> **Supplied data**:
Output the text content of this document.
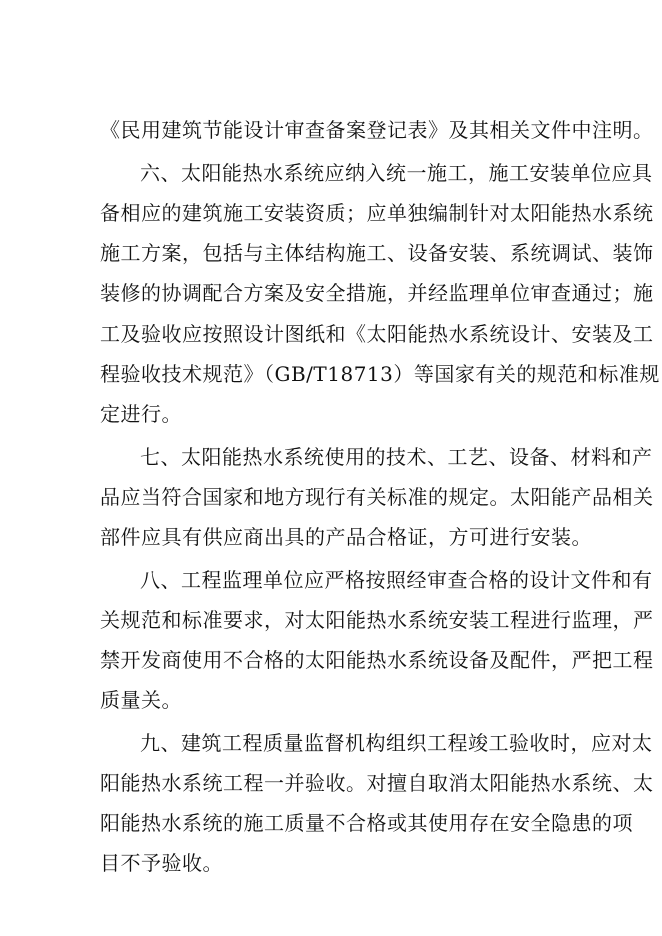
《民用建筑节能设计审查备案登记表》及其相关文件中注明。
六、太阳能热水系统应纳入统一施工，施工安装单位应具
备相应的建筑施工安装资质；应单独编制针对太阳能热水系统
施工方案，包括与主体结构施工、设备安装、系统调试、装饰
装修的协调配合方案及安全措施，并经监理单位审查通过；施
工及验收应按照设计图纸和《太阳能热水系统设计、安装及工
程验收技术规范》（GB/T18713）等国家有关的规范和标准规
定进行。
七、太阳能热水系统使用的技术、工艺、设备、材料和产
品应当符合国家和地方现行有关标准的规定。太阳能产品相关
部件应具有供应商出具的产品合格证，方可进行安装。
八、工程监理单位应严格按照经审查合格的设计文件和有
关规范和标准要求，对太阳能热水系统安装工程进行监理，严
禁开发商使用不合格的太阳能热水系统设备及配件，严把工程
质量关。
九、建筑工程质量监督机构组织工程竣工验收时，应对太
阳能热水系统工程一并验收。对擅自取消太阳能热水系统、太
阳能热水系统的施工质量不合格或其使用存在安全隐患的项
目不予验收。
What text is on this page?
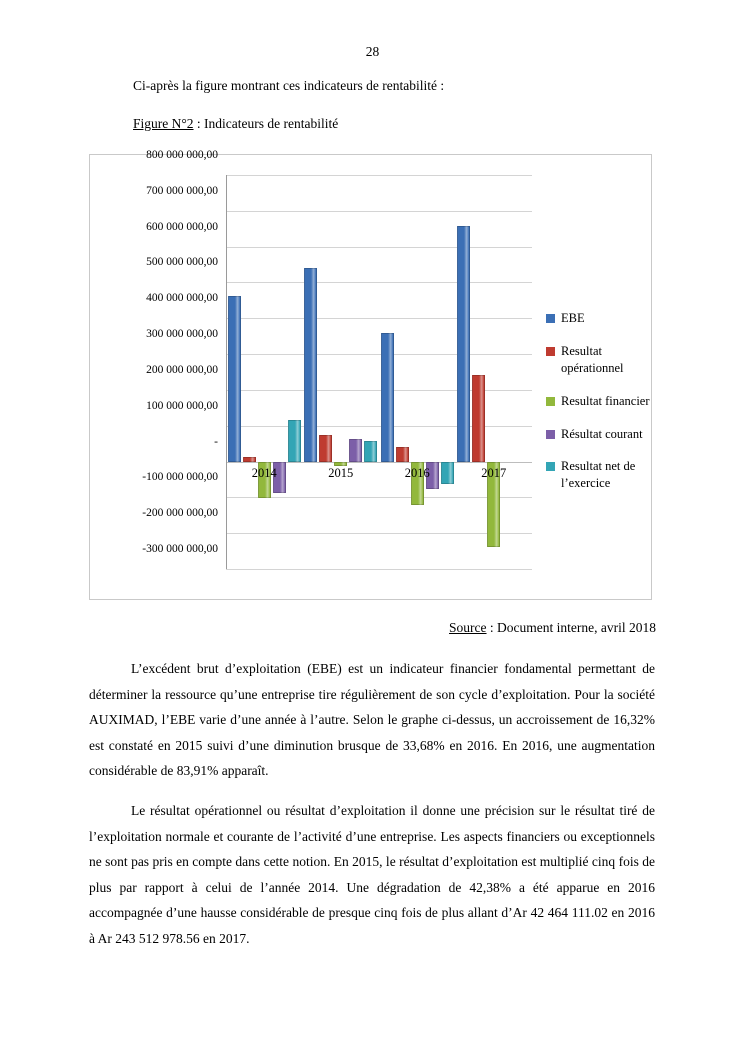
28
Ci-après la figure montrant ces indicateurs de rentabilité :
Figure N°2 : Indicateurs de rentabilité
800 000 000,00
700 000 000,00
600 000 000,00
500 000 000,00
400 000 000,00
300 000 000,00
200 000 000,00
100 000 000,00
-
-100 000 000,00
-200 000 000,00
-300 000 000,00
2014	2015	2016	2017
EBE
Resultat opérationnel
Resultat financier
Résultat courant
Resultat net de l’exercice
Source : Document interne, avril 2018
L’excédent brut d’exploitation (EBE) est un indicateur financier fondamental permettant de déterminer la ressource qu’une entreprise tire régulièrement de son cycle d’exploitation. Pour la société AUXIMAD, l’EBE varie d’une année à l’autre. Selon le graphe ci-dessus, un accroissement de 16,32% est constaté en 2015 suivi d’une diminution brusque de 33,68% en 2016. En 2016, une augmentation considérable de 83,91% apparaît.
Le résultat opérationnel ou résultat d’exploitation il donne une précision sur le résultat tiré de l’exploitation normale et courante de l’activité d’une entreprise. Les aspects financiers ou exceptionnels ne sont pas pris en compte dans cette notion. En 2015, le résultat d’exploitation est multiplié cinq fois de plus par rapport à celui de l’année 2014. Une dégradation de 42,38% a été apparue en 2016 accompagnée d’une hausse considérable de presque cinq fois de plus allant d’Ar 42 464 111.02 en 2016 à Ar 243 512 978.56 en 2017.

> **The task**: Reproduce the material in full, word for word, and omit the pictures.

> **Written answer**:
Output the text content of this document.
《民用建筑节能设计审查备案登记表》及其相关文件中注明。
六、太阳能热水系统应纳入统一施工，施工安装单位应具
备相应的建筑施工安装资质；应单独编制针对太阳能热水系统
施工方案，包括与主体结构施工、设备安装、系统调试、装饰
装修的协调配合方案及安全措施，并经监理单位审查通过；施
工及验收应按照设计图纸和《太阳能热水系统设计、安装及工
程验收技术规范》（GB/T18713）等国家有关的规范和标准规
定进行。
七、太阳能热水系统使用的技术、工艺、设备、材料和产
品应当符合国家和地方现行有关标准的规定。太阳能产品相关
部件应具有供应商出具的产品合格证，方可进行安装。
八、工程监理单位应严格按照经审查合格的设计文件和有
关规范和标准要求，对太阳能热水系统安装工程进行监理，严
禁开发商使用不合格的太阳能热水系统设备及配件，严把工程
质量关。
九、建筑工程质量监督机构组织工程竣工验收时，应对太
阳能热水系统工程一并验收。对擅自取消太阳能热水系统、太
阳能热水系统的施工质量不合格或其使用存在安全隐患的项
目不予验收。
What text is on this page?
28
Ci-après la figure montrant ces indicateurs de rentabilité :
Figure N°2 : Indicateurs de rentabilité
800 000 000,00
700 000 000,00
600 000 000,00
500 000 000,00
400 000 000,00
300 000 000,00
200 000 000,00
100 000 000,00
-
-100 000 000,00
-200 000 000,00
-300 000 000,00
2014	2015	2016	2017
EBE
Resultat opérationnel
Resultat financier
Résultat courant
Resultat net de l’exercice
Source : Document interne, avril 2018
L’excédent brut d’exploitation (EBE) est un indicateur financier fondamental permettant de déterminer la ressource qu’une entreprise tire régulièrement de son cycle d’exploitation. Pour la société AUXIMAD, l’EBE varie d’une année à l’autre. Selon le graphe ci-dessus, un accroissement de 16,32% est constaté en 2015 suivi d’une diminution brusque de 33,68% en 2016. En 2016, une augmentation considérable de 83,91% apparaît.
Le résultat opérationnel ou résultat d’exploitation il donne une précision sur le résultat tiré de l’exploitation normale et courante de l’activité d’une entreprise. Les aspects financiers ou exceptionnels ne sont pas pris en compte dans cette notion. En 2015, le résultat d’exploitation est multiplié cinq fois de plus par rapport à celui de l’année 2014. Une dégradation de 42,38% a été apparue en 2016 accompagnée d’une hausse considérable de presque cinq fois de plus allant d’Ar 42 464 111.02 en 2016 à Ar 243 512 978.56 en 2017.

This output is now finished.